Requirements
Omit the pictures and return every entry exactly as written.

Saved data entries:
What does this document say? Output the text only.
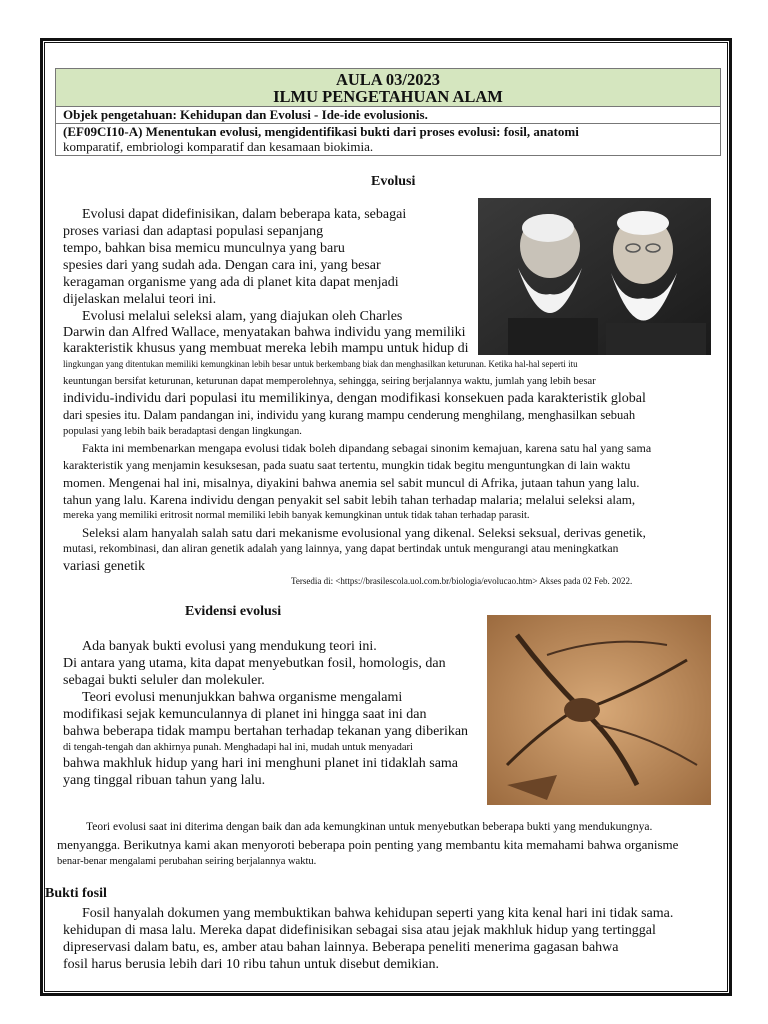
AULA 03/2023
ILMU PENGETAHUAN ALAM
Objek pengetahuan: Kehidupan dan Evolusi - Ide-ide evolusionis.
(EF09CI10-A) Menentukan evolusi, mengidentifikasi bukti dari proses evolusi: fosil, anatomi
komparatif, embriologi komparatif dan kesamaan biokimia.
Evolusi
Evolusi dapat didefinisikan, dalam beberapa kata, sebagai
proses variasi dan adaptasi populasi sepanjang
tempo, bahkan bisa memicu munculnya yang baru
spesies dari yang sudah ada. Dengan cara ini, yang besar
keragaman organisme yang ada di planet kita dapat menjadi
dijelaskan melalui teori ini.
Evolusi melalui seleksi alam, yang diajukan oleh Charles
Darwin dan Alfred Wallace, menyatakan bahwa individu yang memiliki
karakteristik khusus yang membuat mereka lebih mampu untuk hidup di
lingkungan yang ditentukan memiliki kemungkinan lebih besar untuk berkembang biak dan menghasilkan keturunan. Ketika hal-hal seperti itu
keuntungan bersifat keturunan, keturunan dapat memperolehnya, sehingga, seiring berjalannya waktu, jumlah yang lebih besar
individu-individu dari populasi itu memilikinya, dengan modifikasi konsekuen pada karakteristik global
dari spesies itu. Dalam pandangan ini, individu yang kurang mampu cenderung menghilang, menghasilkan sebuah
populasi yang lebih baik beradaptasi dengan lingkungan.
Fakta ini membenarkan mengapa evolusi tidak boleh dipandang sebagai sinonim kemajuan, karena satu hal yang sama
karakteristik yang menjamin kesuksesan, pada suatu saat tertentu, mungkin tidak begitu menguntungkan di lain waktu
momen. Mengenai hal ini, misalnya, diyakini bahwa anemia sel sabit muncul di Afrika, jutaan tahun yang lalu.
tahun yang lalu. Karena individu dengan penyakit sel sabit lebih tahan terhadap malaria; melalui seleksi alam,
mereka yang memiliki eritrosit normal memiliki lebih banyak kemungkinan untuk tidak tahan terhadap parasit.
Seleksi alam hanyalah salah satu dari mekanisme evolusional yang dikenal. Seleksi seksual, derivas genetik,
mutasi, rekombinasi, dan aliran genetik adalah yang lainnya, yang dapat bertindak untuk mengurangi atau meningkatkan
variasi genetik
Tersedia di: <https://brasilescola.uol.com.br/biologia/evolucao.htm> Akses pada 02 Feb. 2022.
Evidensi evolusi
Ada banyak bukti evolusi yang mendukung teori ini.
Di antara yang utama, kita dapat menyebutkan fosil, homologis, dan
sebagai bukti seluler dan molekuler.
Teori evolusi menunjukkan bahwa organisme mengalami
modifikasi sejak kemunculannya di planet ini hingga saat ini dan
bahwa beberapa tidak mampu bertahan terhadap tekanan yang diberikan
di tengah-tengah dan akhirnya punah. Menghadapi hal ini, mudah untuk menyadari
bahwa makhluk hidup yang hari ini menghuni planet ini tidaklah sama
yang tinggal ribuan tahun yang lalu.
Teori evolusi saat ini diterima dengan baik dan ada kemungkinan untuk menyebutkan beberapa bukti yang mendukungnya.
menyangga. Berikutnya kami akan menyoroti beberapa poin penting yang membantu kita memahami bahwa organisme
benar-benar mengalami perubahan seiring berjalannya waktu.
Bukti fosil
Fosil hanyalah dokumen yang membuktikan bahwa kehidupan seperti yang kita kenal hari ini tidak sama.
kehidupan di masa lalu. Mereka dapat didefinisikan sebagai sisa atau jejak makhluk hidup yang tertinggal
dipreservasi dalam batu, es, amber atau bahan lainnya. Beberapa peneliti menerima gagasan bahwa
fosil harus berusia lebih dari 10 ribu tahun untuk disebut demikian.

Answer to this problem
What does this document say? Output the text only.
AULA 03/2023
ILMU PENGETAHUAN ALAM
Objek pengetahuan: Kehidupan dan Evolusi - Ide-ide evolusionis.
(EF09CI10-A) Menentukan evolusi, mengidentifikasi bukti dari proses evolusi: fosil, anatomi
komparatif, embriologi komparatif dan kesamaan biokimia.
Evolusi
Evolusi dapat didefinisikan, dalam beberapa kata, sebagai
proses variasi dan adaptasi populasi sepanjang
tempo, bahkan bisa memicu munculnya yang baru
spesies dari yang sudah ada. Dengan cara ini, yang besar
keragaman organisme yang ada di planet kita dapat menjadi
dijelaskan melalui teori ini.
Evolusi melalui seleksi alam, yang diajukan oleh Charles
Darwin dan Alfred Wallace, menyatakan bahwa individu yang memiliki
karakteristik khusus yang membuat mereka lebih mampu untuk hidup di
lingkungan yang ditentukan memiliki kemungkinan lebih besar untuk berkembang biak dan menghasilkan keturunan. Ketika hal-hal seperti itu
keuntungan bersifat keturunan, keturunan dapat memperolehnya, sehingga, seiring berjalannya waktu, jumlah yang lebih besar
individu-individu dari populasi itu memilikinya, dengan modifikasi konsekuen pada karakteristik global
dari spesies itu. Dalam pandangan ini, individu yang kurang mampu cenderung menghilang, menghasilkan sebuah
populasi yang lebih baik beradaptasi dengan lingkungan.
Fakta ini membenarkan mengapa evolusi tidak boleh dipandang sebagai sinonim kemajuan, karena satu hal yang sama
karakteristik yang menjamin kesuksesan, pada suatu saat tertentu, mungkin tidak begitu menguntungkan di lain waktu
momen. Mengenai hal ini, misalnya, diyakini bahwa anemia sel sabit muncul di Afrika, jutaan tahun yang lalu.
tahun yang lalu. Karena individu dengan penyakit sel sabit lebih tahan terhadap malaria; melalui seleksi alam,
mereka yang memiliki eritrosit normal memiliki lebih banyak kemungkinan untuk tidak tahan terhadap parasit.
Seleksi alam hanyalah salah satu dari mekanisme evolusional yang dikenal. Seleksi seksual, derivas genetik,
mutasi, rekombinasi, dan aliran genetik adalah yang lainnya, yang dapat bertindak untuk mengurangi atau meningkatkan
variasi genetik
Tersedia di: <https://brasilescola.uol.com.br/biologia/evolucao.htm> Akses pada 02 Feb. 2022.
Evidensi evolusi
Ada banyak bukti evolusi yang mendukung teori ini.
Di antara yang utama, kita dapat menyebutkan fosil, homologis, dan
sebagai bukti seluler dan molekuler.
Teori evolusi menunjukkan bahwa organisme mengalami
modifikasi sejak kemunculannya di planet ini hingga saat ini dan
bahwa beberapa tidak mampu bertahan terhadap tekanan yang diberikan
di tengah-tengah dan akhirnya punah. Menghadapi hal ini, mudah untuk menyadari
bahwa makhluk hidup yang hari ini menghuni planet ini tidaklah sama
yang tinggal ribuan tahun yang lalu.
Teori evolusi saat ini diterima dengan baik dan ada kemungkinan untuk menyebutkan beberapa bukti yang mendukungnya.
menyangga. Berikutnya kami akan menyoroti beberapa poin penting yang membantu kita memahami bahwa organisme
benar-benar mengalami perubahan seiring berjalannya waktu.
Bukti fosil
Fosil hanyalah dokumen yang membuktikan bahwa kehidupan seperti yang kita kenal hari ini tidak sama.
kehidupan di masa lalu. Mereka dapat didefinisikan sebagai sisa atau jejak makhluk hidup yang tertinggal
dipreservasi dalam batu, es, amber atau bahan lainnya. Beberapa peneliti menerima gagasan bahwa
fosil harus berusia lebih dari 10 ribu tahun untuk disebut demikian.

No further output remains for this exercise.